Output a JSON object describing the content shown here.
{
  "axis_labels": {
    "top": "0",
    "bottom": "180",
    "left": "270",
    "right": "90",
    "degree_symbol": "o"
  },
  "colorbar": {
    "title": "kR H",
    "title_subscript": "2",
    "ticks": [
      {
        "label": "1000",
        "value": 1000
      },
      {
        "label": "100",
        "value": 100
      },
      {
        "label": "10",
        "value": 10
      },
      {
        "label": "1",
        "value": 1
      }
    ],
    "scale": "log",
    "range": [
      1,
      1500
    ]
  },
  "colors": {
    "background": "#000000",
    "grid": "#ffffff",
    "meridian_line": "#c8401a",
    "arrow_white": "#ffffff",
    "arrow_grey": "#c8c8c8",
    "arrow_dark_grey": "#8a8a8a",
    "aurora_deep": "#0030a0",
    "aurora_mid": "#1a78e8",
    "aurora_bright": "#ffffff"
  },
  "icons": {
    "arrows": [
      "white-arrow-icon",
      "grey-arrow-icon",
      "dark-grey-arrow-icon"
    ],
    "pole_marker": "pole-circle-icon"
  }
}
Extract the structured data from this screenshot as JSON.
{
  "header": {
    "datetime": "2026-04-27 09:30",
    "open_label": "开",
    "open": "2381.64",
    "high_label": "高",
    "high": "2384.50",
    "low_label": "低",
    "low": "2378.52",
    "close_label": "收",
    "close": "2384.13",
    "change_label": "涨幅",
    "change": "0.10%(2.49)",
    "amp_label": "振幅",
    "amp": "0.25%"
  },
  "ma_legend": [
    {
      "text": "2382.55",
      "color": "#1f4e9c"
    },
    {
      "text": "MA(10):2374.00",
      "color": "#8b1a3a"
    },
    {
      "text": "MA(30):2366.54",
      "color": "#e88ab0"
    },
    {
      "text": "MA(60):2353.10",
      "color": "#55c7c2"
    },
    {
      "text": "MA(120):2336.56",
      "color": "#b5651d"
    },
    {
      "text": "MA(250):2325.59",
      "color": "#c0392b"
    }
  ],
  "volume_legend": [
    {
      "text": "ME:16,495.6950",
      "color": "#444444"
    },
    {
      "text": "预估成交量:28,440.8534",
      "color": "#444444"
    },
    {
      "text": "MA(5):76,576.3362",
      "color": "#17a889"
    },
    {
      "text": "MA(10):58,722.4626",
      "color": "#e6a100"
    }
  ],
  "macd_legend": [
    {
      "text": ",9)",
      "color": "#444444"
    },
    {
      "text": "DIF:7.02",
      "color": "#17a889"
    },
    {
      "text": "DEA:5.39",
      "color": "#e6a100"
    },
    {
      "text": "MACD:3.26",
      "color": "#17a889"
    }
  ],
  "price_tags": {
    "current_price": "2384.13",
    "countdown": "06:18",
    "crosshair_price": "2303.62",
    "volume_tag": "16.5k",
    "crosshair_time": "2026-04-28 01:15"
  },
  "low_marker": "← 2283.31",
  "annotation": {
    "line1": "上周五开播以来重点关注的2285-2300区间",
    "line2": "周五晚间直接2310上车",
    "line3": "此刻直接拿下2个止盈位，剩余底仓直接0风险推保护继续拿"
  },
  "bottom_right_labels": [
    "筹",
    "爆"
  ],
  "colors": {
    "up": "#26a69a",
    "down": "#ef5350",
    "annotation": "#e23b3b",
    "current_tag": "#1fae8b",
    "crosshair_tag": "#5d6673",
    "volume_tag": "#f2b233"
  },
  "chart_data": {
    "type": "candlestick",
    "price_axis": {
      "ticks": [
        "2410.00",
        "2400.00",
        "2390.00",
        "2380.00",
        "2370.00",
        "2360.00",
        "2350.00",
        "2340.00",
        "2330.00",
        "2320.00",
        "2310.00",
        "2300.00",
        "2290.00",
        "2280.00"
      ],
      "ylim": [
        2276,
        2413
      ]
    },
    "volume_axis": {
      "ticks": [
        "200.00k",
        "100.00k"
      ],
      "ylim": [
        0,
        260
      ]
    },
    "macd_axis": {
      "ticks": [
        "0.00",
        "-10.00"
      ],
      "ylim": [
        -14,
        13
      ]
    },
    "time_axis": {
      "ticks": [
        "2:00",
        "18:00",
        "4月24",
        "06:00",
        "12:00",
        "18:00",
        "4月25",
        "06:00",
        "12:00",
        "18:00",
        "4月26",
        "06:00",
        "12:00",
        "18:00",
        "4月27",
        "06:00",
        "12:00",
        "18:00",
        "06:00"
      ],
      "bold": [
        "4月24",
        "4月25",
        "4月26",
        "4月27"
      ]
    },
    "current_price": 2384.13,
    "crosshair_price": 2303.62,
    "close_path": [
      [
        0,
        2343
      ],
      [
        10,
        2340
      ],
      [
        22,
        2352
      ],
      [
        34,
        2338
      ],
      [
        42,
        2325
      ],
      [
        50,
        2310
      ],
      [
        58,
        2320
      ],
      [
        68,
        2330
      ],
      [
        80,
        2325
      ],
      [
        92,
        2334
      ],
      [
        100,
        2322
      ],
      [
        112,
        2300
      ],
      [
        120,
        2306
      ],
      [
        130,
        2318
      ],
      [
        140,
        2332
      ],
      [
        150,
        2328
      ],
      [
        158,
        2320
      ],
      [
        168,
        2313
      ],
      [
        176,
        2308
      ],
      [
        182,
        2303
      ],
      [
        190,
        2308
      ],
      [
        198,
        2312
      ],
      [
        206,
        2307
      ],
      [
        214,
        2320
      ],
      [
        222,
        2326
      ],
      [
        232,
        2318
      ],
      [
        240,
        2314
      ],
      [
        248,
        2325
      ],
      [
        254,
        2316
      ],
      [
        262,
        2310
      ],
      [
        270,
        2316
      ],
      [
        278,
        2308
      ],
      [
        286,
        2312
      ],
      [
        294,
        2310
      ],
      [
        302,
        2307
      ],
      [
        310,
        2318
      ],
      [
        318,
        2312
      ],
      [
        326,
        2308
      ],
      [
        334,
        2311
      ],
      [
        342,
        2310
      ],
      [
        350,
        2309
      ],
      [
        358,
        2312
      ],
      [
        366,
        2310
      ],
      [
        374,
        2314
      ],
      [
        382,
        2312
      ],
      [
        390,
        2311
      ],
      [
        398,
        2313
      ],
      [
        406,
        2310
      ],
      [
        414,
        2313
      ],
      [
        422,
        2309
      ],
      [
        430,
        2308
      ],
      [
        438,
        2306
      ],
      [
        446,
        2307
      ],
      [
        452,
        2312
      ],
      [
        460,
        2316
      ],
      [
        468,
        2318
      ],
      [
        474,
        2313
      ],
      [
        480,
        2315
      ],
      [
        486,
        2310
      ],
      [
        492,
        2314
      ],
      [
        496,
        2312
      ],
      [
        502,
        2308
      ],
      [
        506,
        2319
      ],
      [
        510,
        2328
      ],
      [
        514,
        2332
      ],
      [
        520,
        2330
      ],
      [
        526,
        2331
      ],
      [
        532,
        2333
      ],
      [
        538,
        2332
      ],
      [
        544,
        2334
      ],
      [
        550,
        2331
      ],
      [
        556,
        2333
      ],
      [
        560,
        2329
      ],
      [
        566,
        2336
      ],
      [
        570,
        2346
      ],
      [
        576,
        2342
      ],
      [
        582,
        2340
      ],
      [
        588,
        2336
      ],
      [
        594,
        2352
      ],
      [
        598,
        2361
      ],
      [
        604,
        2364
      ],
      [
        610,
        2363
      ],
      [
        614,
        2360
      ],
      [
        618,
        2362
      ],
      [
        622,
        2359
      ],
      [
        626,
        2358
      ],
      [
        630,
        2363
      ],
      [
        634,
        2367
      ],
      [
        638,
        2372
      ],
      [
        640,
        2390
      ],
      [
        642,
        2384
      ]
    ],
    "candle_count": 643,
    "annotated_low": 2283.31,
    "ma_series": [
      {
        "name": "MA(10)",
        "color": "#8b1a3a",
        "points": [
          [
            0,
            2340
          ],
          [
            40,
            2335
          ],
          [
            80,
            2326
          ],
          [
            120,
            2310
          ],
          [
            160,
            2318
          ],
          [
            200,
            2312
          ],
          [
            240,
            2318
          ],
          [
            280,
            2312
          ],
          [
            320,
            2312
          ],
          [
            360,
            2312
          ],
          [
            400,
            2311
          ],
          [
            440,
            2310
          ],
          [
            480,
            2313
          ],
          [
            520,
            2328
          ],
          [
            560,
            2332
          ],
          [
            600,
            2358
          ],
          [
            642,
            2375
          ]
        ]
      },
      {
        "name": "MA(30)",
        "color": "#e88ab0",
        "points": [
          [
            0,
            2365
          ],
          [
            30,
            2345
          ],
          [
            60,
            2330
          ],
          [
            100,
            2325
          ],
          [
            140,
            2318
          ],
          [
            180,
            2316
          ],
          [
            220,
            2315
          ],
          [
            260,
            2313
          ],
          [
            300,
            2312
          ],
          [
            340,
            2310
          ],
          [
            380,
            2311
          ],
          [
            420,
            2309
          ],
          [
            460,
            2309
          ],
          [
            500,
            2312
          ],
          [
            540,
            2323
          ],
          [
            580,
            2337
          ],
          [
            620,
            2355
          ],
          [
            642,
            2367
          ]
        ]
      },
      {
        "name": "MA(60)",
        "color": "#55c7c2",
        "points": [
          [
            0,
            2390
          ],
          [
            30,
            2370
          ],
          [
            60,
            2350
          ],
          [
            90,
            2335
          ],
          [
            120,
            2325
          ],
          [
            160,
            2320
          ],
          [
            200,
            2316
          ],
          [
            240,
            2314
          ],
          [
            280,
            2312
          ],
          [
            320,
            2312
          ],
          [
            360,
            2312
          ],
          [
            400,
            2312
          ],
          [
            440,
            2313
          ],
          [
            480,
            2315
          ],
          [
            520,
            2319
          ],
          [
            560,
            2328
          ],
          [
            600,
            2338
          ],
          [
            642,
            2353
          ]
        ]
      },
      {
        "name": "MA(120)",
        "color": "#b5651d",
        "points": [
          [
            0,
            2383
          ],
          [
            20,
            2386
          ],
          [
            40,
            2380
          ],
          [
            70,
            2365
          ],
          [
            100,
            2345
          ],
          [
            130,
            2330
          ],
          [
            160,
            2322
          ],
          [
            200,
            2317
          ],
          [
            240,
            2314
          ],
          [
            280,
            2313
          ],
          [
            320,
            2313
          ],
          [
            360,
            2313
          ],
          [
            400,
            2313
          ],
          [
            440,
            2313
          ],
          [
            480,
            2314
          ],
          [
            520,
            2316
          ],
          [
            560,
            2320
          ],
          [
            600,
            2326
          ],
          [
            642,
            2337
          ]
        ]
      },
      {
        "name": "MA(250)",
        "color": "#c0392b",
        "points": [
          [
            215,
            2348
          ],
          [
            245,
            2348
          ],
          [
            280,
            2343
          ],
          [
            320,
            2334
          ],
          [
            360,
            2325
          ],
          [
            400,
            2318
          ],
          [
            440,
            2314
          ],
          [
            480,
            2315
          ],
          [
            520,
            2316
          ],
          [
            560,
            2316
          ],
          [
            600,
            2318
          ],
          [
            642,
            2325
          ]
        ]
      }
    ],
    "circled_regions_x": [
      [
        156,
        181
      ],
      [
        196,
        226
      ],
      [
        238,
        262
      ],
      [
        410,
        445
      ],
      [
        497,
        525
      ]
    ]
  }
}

◆ AIM OF THE EXERCISE
Search the data for "value". Copy every matching line.

◆ RESPONSE TO THE EXERCISE
        "value": 1000
        "value": 100
        "value": 10
        "value": 1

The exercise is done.